* Given text:
The Space Between

I'm working hard at living in the in between spaces of late.  I tend to be an "extreme person".  The beauty of the bipolar tendencies, I suppose, means that I swing from one extreme to the other and have trouble finding the "happy medium."

It's like this: I either love you or I hate you.  I'll tell you everything about anything, or nothing at all.  I'm either obsessed with something or bored with it.  I either feel like super mom, or like social services should come for my children.  I either feel like the most loved, most cherished, most confident, most beautiful woman alive, or I feel like a worthless nothing that no one would ever want to be around.  Welcome to the fantastic roller coaster that is me.

So, I'm trying to learn to live in the space between.

The thing is, I don't think I'm alone in this.  I think, in fact, that there are millions of "extreme" people all around me.  The question is what to do with us.

There is the world around me as it is: broken, miserable, dirty, chaotic, and lost.  There is the world that God intended it to be: whole, exuberant, pure, beautiful, and purpose-filled.  And then there is me, waffling in the middle, being pulled by both sides, by the desire to touch and connect with those who live in such desperate need of true contact with something real and honest.

And it's hard not to be swayed... to be pulled into the despair and hopelessness.  

It's also hard not to be swayed to ignore it all, to live with my head in the clouds, knowing that "God has something better than this"...  I don't want to live in a place of irrelevance to those around me either.

So, I swing back and forth, knowing that I've been given this "burden" of desire for a reason.  Knowing I'm not alone in this need to live in the in-between places.  And I'm not alone in my struggle for the "middle ground."


Jason Kichline said...

* Required actions:
(A) Copy the piece on living in the space between from "There is the world around" up to and including "real and honest.", word for word.
(B) Write the next part of the piece on living in the space between, picking up from its last line.
The material that comes next stands apart from this piece.

* Provided records:
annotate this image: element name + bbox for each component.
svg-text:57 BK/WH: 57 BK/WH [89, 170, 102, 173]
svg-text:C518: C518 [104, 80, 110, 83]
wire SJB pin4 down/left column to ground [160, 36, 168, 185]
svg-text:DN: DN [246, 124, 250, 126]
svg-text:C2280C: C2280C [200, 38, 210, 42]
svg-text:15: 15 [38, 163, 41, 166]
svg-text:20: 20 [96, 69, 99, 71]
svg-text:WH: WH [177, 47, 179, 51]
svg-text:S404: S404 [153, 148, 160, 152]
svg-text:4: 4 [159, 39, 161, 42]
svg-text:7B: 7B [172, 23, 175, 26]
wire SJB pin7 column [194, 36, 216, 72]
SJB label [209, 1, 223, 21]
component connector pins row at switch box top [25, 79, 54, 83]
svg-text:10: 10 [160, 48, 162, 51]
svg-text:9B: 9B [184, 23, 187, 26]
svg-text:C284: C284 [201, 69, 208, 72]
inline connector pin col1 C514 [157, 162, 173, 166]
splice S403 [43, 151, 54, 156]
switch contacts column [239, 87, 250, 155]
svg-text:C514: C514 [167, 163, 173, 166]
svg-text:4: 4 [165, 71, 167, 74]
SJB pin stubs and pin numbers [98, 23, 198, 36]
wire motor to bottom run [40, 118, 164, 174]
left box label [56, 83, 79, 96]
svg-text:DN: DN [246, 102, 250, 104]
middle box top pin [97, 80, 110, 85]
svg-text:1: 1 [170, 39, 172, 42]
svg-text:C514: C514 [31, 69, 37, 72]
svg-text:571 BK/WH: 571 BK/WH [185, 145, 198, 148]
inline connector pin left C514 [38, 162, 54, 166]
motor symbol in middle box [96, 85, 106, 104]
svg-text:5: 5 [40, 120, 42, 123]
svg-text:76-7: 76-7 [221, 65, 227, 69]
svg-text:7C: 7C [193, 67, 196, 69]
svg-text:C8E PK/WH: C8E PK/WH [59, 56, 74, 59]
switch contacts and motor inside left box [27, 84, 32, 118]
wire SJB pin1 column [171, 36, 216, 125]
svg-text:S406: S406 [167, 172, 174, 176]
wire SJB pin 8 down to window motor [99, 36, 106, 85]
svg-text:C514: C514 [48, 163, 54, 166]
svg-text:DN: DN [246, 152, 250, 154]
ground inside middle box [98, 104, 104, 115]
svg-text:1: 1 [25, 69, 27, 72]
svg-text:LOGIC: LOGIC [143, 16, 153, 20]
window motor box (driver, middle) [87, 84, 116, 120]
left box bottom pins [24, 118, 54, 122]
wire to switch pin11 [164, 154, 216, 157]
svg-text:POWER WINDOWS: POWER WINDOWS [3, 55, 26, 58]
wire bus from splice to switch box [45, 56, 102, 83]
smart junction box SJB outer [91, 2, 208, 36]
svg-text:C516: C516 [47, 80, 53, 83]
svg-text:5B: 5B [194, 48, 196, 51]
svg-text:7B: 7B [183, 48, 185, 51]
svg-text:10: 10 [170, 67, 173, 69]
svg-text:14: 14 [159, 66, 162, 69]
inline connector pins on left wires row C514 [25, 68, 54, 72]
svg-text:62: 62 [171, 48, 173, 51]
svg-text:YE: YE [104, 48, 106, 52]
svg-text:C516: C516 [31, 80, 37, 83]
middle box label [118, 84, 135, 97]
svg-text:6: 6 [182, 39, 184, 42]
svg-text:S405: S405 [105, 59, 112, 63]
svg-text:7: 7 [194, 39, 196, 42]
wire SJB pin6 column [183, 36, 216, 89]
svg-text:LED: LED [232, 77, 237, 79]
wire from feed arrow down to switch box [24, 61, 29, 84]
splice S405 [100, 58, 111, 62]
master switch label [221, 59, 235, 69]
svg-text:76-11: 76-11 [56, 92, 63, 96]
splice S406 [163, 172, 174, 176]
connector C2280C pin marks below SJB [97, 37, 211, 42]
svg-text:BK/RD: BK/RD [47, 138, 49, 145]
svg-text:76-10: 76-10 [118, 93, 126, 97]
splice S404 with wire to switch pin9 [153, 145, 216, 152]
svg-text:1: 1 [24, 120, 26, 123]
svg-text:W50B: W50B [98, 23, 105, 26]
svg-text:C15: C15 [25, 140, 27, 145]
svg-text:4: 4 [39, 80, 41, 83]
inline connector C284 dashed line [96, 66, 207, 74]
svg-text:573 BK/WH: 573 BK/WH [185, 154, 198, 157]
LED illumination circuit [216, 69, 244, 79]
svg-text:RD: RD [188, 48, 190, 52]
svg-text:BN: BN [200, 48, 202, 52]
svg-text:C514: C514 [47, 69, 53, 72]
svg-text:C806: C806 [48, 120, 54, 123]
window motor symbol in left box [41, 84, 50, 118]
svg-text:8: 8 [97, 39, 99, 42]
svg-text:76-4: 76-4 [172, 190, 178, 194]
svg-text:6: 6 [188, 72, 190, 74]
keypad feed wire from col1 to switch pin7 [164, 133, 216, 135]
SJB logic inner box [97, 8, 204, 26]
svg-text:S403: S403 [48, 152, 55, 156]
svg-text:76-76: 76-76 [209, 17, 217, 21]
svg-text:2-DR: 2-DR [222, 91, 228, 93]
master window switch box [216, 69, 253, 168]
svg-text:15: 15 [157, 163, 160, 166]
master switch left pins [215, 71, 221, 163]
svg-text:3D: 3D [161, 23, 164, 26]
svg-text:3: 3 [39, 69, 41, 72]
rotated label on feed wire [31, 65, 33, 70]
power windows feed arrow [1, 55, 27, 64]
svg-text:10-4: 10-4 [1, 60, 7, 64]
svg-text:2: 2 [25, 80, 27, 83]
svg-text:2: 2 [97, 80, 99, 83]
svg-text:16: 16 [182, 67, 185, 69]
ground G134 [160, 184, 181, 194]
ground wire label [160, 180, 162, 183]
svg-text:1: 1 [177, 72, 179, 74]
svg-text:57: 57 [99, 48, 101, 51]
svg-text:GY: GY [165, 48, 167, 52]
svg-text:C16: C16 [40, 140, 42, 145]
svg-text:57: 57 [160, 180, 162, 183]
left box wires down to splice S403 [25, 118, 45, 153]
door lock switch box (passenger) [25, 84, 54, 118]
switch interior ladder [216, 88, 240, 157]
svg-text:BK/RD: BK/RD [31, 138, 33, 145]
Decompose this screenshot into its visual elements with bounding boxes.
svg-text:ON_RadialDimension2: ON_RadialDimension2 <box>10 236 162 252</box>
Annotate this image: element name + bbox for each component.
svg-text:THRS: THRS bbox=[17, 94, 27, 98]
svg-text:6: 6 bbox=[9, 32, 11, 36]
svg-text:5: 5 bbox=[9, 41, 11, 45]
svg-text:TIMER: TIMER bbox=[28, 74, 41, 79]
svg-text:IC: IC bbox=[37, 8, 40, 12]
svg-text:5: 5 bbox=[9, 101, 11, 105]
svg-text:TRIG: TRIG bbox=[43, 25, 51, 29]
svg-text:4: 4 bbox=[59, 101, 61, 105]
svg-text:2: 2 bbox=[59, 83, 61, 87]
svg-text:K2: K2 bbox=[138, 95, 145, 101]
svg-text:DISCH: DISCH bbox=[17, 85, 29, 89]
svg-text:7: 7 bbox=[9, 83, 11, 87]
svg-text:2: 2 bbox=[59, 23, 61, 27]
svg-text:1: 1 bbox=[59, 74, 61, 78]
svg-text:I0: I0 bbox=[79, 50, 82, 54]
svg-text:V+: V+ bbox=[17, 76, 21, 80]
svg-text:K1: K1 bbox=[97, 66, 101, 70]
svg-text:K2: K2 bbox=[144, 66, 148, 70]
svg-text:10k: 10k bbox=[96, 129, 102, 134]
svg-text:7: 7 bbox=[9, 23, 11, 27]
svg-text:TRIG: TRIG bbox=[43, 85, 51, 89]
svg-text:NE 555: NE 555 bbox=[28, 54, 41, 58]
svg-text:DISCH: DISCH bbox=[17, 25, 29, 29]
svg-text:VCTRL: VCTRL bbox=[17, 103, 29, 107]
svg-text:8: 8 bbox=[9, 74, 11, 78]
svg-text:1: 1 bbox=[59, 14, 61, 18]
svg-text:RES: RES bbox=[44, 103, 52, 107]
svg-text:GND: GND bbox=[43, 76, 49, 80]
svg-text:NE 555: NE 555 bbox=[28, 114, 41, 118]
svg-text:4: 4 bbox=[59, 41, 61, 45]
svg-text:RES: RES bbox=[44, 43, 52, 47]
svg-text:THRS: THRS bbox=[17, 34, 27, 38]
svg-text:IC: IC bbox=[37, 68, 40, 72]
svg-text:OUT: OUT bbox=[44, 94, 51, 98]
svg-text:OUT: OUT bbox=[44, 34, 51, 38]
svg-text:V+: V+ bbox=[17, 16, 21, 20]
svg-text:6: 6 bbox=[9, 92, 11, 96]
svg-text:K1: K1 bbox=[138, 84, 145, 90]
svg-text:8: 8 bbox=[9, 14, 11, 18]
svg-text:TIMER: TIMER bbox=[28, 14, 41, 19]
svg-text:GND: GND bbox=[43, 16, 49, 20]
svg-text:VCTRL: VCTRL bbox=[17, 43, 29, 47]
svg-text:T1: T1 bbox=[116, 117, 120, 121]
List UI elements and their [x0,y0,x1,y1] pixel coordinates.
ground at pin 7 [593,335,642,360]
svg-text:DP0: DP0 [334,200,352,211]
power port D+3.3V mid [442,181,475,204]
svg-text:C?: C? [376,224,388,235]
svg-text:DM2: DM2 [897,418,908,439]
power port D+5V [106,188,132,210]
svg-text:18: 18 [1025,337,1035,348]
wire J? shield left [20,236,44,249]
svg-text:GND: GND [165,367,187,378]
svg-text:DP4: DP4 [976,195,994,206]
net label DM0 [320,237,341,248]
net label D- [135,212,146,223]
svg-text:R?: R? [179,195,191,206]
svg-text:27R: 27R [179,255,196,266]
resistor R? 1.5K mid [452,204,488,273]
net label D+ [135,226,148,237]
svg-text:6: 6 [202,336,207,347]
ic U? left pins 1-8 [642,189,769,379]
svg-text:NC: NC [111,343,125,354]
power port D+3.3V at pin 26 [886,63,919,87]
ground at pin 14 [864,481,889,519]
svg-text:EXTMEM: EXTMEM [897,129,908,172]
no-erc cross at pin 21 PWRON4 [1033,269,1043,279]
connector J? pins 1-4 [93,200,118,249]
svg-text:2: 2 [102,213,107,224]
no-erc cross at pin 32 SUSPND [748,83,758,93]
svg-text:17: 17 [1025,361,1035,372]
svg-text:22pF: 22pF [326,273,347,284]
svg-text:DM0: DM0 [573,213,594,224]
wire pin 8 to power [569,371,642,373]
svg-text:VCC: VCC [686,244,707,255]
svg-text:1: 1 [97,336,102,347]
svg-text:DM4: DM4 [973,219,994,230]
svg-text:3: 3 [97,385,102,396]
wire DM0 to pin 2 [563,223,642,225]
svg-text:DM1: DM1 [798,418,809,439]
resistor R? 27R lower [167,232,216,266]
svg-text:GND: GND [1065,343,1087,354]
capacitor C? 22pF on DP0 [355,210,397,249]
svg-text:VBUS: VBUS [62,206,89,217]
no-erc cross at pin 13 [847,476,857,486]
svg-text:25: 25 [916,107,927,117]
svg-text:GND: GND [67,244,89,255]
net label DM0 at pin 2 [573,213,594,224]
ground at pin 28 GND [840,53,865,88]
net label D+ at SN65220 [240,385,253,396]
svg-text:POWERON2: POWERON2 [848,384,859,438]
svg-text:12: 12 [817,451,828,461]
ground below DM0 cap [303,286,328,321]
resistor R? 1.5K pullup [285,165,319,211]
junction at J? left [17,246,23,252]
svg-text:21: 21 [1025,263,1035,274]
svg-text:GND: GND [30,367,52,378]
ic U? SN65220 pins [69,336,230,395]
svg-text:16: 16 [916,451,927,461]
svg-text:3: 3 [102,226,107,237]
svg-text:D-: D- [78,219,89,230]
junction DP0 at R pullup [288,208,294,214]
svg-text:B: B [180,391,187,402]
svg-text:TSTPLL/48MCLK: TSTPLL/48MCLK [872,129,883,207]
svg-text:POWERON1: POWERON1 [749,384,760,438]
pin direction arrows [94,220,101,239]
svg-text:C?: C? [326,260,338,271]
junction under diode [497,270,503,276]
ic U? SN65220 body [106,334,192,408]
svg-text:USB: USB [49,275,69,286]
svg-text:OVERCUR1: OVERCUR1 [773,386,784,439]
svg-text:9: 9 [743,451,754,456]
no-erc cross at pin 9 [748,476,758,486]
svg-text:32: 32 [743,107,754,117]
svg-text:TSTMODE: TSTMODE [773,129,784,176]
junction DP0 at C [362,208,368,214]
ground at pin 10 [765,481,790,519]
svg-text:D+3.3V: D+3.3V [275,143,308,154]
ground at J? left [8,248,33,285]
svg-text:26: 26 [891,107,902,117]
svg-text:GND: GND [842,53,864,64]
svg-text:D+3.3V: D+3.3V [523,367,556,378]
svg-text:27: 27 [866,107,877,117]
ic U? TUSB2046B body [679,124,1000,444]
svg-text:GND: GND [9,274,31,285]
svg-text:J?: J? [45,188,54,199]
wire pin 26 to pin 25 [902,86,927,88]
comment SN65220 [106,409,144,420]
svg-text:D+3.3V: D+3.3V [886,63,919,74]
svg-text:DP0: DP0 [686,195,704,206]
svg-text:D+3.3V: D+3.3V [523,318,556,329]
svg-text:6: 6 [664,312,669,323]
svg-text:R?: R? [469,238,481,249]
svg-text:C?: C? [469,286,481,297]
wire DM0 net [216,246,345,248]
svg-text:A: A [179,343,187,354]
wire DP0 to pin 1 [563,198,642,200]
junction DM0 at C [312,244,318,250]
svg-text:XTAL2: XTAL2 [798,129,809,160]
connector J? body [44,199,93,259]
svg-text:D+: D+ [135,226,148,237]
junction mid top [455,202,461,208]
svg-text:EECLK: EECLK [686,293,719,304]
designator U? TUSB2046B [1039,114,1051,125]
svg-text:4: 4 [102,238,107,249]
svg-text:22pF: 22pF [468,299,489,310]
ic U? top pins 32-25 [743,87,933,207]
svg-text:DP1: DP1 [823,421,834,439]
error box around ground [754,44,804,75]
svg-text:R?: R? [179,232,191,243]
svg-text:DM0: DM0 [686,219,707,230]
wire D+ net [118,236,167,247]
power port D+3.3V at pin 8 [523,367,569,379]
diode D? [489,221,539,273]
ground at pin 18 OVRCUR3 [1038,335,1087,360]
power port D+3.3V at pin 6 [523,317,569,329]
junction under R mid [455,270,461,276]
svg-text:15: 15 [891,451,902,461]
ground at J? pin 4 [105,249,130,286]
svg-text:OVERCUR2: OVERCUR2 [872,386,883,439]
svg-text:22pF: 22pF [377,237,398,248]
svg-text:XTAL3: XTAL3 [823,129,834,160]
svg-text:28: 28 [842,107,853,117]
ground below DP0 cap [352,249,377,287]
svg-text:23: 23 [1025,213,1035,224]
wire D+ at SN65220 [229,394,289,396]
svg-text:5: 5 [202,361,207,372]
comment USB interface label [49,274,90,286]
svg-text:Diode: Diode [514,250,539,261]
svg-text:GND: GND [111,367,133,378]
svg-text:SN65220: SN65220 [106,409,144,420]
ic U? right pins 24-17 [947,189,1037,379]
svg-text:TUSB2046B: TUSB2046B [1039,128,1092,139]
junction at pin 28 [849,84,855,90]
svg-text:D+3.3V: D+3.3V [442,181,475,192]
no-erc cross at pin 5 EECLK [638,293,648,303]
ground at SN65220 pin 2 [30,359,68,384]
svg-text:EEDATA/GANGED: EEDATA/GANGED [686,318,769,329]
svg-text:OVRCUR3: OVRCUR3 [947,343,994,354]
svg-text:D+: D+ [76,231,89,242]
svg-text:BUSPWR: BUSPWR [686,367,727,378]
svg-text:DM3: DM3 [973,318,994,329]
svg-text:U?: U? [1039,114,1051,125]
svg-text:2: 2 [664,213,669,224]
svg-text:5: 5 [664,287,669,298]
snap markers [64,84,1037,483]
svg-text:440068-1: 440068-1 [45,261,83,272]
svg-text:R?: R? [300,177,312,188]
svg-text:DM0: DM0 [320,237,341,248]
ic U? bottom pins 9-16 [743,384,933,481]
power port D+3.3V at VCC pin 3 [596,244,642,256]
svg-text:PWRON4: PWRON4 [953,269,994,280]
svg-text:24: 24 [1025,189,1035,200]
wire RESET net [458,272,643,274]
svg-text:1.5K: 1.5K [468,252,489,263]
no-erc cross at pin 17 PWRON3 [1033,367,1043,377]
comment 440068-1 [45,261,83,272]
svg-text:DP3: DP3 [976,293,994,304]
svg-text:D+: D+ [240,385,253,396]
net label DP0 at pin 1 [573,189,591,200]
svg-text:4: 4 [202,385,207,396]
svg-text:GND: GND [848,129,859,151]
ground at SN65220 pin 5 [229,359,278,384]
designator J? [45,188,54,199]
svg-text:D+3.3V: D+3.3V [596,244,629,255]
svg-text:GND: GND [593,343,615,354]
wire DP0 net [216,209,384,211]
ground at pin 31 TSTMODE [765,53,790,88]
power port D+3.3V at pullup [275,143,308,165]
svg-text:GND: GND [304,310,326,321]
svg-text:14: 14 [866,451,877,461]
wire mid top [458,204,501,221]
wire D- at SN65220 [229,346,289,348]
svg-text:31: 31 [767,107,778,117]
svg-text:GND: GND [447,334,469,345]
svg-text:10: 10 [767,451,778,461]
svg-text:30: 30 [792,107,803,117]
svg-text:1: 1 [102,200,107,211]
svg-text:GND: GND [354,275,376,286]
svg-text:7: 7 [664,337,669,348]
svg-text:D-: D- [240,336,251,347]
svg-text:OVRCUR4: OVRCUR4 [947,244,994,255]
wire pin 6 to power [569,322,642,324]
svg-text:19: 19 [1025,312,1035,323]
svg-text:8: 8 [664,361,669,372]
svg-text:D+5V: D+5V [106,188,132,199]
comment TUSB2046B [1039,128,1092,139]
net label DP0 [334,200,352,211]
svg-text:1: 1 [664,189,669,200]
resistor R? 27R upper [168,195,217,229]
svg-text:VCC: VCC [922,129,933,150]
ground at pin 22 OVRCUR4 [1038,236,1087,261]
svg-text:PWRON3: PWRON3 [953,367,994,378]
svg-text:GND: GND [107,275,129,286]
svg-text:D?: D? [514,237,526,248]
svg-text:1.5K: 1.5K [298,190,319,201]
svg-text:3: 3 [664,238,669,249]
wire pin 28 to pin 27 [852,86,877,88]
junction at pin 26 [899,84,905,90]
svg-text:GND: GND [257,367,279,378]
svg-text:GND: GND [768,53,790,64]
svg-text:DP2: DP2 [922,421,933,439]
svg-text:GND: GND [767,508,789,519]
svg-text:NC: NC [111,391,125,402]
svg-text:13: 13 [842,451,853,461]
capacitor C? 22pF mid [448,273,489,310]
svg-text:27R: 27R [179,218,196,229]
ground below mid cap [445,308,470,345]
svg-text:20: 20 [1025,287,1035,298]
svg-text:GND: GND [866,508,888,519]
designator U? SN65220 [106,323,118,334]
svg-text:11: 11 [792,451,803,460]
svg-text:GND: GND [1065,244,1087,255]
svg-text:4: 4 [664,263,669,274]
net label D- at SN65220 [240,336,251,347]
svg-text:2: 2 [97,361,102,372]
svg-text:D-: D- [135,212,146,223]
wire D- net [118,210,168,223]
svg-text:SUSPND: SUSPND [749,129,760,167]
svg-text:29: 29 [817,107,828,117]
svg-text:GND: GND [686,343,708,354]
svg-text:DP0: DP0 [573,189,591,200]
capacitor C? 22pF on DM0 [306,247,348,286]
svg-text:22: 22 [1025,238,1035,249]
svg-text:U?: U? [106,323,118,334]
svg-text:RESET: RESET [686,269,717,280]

* Responses per task:
(A)
There is the world around me as it is: broken, miserable, dirty, chaotic, and lost.  There is the world that God intended it to be: whole, exuberant, pure, beautiful, and purpose-filled.  And then there is me, waffling in the middle, being pulled by both sides, by the desire to touch and connect with those who live in such desperate need of true contact with something real and honest.

(B)
I not sure I swing as drastically or not, but I do know that I have moments of elation when people just wonder how to contain my excitement, followed by moments of crawling into my own shell and wallowing in self-doubt. It's a vicious cycle that seems to escalate, at least until I hit a good-sized shame spiral.

The odd thing is that I think the highs are mostly normal for me, but the lows have gotten deeper lately. I think that is because I talk myself into doubting myself, if that makes sense. But when someone praises me, even though I am humble about it... it normalizes me because I find my worth. I don't need to overdo things, and I don't need to feel shame.

So I suppose the solution to this is simply somebody consistently praising you for who you are. Present tense. No expectations of the future, no reminders of the past... just you, right here, right now. The people of God should be about that business, simply because that is what God believes. It doesn't matter if you believe in God or not... because He believes in you :)

We are all beautiful in his or her sight, and each a unique work of art that God cherishes. Let us see each other as God sees and praise each other for their gifts and beauty. And may we always remember that we are worthy of the chase because God is our lover.

Jeff said...

If it makes you feel any better, I think there are far, far more people who fall into the "extreme" category than there are those of us who live easily in that between-ness. And even some of them are not so much living "in between", but are denying the extremes exist; instead choosing to live in a grayish twilight of numbness.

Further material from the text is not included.